■ Set task: What is the number of lines in the entries below that include the word "heart"? Provide the number only.
::: Data in this exercise
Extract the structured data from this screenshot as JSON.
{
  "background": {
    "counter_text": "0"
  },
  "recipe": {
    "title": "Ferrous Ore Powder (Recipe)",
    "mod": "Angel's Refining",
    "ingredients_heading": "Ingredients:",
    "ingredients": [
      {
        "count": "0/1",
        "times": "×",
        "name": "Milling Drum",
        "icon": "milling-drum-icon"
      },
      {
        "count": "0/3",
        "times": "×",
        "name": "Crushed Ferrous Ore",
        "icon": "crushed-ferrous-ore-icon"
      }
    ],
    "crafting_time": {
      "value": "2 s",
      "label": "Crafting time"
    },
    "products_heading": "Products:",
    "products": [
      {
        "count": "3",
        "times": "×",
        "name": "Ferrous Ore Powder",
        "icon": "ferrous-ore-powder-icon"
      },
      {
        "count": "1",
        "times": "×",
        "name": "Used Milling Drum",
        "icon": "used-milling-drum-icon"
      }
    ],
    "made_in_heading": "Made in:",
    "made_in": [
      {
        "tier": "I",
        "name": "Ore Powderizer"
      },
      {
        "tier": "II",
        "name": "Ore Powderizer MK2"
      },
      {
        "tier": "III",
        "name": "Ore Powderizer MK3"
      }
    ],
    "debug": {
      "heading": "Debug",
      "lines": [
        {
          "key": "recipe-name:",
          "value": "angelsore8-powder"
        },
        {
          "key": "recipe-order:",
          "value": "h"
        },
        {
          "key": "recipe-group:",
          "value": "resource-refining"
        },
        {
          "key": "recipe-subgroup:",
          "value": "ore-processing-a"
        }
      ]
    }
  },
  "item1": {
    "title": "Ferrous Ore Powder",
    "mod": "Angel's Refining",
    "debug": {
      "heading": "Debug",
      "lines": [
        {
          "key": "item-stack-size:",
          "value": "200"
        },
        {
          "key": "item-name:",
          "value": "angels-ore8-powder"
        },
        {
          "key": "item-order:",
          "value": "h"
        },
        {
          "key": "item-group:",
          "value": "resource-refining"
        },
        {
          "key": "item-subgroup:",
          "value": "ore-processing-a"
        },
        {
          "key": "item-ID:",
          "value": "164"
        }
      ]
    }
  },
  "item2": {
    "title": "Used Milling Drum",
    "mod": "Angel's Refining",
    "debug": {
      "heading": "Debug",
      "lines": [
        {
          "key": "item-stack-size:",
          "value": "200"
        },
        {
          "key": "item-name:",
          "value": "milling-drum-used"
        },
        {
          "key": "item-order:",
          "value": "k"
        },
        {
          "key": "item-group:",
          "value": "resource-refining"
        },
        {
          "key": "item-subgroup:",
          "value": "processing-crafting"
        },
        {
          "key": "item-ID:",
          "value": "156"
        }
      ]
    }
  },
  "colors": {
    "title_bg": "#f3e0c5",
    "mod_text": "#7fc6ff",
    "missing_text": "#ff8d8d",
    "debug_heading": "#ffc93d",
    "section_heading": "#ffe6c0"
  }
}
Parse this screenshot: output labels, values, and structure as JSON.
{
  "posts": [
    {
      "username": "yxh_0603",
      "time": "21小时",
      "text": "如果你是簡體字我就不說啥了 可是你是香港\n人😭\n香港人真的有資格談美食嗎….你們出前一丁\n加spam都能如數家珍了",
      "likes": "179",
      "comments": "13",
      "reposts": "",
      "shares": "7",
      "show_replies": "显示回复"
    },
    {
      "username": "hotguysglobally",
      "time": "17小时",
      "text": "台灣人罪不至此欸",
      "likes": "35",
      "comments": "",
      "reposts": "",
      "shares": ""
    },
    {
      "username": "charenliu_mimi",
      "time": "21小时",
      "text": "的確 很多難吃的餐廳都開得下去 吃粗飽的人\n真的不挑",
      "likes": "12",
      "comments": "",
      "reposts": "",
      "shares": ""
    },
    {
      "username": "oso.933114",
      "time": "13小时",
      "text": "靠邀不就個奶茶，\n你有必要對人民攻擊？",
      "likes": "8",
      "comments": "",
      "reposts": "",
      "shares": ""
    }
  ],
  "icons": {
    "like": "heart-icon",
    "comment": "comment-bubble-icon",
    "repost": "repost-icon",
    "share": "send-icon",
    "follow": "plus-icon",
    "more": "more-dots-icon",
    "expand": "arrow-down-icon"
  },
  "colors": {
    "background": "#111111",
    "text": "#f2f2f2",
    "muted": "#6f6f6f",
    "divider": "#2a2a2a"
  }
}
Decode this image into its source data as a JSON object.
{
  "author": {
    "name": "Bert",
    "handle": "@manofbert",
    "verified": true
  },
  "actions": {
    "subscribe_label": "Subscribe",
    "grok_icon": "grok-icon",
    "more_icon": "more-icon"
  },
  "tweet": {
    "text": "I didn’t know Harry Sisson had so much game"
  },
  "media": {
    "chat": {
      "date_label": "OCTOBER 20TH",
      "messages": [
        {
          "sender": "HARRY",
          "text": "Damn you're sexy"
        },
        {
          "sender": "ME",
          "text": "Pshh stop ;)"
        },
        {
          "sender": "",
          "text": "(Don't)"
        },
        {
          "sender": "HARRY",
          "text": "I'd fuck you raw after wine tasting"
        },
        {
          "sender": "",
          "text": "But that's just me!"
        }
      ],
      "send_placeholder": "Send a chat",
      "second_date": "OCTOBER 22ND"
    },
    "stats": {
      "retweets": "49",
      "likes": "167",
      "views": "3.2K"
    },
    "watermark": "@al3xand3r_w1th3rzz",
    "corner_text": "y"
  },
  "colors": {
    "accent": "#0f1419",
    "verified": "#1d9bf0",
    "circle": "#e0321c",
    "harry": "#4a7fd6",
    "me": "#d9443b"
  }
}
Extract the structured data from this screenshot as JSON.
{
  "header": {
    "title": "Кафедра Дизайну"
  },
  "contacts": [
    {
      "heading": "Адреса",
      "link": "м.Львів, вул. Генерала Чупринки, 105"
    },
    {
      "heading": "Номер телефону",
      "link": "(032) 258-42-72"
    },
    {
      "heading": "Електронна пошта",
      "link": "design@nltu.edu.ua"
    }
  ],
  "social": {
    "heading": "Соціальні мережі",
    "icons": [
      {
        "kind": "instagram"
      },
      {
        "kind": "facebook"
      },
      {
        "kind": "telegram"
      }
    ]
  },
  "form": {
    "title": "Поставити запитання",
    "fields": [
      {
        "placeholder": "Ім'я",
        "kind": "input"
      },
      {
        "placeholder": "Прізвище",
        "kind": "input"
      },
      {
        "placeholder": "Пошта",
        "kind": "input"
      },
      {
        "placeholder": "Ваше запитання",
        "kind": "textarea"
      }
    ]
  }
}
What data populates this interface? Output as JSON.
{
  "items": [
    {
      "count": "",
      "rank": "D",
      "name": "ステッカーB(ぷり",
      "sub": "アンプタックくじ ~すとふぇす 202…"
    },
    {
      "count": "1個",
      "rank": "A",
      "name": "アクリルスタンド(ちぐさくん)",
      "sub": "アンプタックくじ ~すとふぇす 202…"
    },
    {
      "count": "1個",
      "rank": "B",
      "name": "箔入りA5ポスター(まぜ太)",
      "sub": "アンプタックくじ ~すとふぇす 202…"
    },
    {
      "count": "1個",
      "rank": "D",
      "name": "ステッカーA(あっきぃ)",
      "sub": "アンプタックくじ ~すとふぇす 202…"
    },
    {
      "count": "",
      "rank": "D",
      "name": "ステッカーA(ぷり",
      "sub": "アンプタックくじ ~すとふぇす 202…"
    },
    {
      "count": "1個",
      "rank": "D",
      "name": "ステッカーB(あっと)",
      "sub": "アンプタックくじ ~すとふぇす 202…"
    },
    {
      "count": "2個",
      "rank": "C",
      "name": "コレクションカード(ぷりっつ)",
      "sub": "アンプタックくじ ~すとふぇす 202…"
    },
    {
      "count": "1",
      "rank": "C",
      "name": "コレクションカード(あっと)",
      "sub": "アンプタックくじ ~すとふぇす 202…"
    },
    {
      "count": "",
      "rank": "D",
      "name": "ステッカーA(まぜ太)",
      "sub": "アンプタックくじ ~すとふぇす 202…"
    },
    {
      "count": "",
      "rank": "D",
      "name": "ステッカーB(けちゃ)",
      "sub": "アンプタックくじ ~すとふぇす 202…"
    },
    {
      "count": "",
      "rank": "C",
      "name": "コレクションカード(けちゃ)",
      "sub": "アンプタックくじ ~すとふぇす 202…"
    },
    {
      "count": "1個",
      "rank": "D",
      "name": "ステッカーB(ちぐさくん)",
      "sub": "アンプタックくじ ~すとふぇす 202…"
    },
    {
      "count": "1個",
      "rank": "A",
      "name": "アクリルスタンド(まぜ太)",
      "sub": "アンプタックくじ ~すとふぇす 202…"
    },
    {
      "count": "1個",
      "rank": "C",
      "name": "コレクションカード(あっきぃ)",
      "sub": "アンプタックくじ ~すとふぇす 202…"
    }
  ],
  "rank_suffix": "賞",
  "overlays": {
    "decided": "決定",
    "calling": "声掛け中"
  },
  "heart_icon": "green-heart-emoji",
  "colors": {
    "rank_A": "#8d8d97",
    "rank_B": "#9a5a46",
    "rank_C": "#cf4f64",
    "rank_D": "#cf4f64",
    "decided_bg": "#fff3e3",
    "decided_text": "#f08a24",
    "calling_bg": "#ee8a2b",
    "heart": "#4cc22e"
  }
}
::::::
■ Answer to this task: 3